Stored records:
— BEGIN —

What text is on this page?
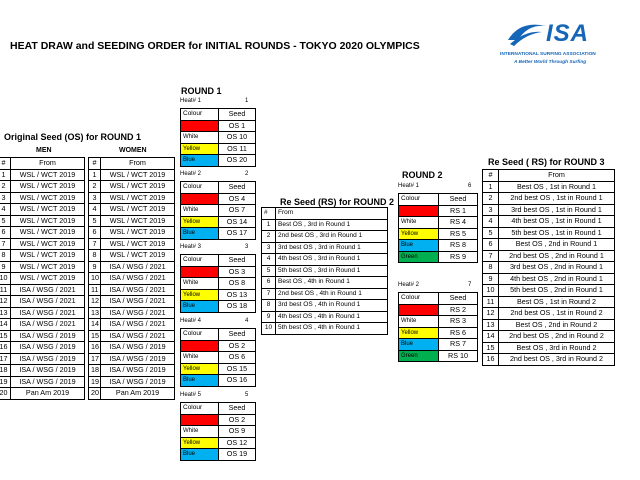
HEAT DRAW and SEEDING ORDER for INITIAL ROUNDS - TOKYO 2020 OLYMPICS	ISA
INTERNATIONAL SURFING ASSOCIATION
A Better World Through Surfing
Original Seed (OS) for ROUND 1
MEN	WOMEN
#	From
1	WSL / WCT 2019
2	WSL / WCT 2019
3	WSL / WCT 2019
4	WSL / WCT 2019
5	WSL / WCT 2019
6	WSL / WCT 2019
7	WSL / WCT 2019
8	WSL / WCT 2019
9	WSL / WCT 2019
10	WSL / WCT 2019
11	ISA / WSG / 2021
12	ISA / WSG / 2021
13	ISA / WSG / 2021
14	ISA / WSG / 2021
15	ISA / WSG / 2019
16	ISA / WSG / 2019
17	ISA / WSG / 2019
18	ISA / WSG / 2019
19	ISA / WSG / 2019
20	Pan Am 2019
#	From
1	WSL / WCT 2019
2	WSL / WCT 2019
3	WSL / WCT 2019
4	WSL / WCT 2019
5	WSL / WCT 2019
6	WSL / WCT 2019
7	WSL / WCT 2019
8	WSL / WCT 2019
9	ISA / WSG / 2021
10	ISA / WSG / 2021
11	ISA / WSG / 2021
12	ISA / WSG / 2021
13	ISA / WSG / 2021
14	ISA / WSG / 2021
15	ISA / WSG / 2021
16	ISA / WSG / 2019
17	ISA / WSG / 2019
18	ISA / WSG / 2019
19	ISA / WSG / 2019
20	Pan Am 2019
ROUND 1
Heat# 1	1
Colour	Seed
Red	OS 1
White	OS 10
Yellow	OS 11
Blue	OS 20
Heat# 2	2
Colour	Seed
Red	OS 4
White	OS 7
Yellow	OS 14
Blue	OS 17
Heat# 3	3
Colour	Seed
Red	OS 3
White	OS 8
Yellow	OS 13
Blue	OS 18
Heat# 4	4
Colour	Seed
Red	OS 2
White	OS 6
Yellow	OS 15
Blue	OS 16
Heat# 5	5
Colour	Seed
Red	OS 2
White	OS 9
Yellow	OS 12
Blue	OS 19
Re Seed (RS) for ROUND 2
#	From
1	Best OS , 3rd in Round 1
2	2nd best OS , 3rd in Round 1
3	3rd best OS , 3rd in Round 1
4	4th best OS , 3rd in Round 1
5	5th best OS , 3rd in Round 1
6	Best OS , 4th in Round 1
7	2nd best OS , 4th in Round 1
8	3rd best OS , 4th in Round 1
9	4th best OS , 4th in Round 1
10	5th best OS , 4th in Round 1
ROUND 2
Heat# 1	6
Colour	Seed
Red	RS 1
White	RS 4
Yellow	RS 5
Blue	RS 8
Green	RS 9
Heat# 2	7
Colour	Seed
Red	RS 2
White	RS 3
Yellow	RS 6
Blue	RS 7
Green	RS 10
Re Seed ( RS) for ROUND 3
#	From
1	Best OS , 1st in Round 1
2	2nd best OS , 1st in Round 1
3	3rd best OS , 1st in Round 1
4	4th best OS , 1st in Round 1
5	5th best OS , 1st in Round 1
6	Best OS , 2nd in Round 1
7	2nd best OS , 2nd in Round 1
8	3rd best OS , 2nd in Round 1
9	4th best OS , 2nd in Round 1
10	5th best OS , 2nd in Round 1
11	Best OS , 1st in Round 2
12	2nd best OS , 1st in Round 2
13	Best OS , 2nd in Round 2
14	2nd best OS , 2nd in Round 2
15	Best OS , 3rd in Round 2
16	2nd best OS , 3rd in Round 2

— END —

◆ **What you will do**: Whichever lines contain the string "White", select and copy them.

◆ **Solution below**:
White	OS 10
White	OS 7
White	OS 8
White	OS 6
White	OS 9
White	RS 4
White	RS 3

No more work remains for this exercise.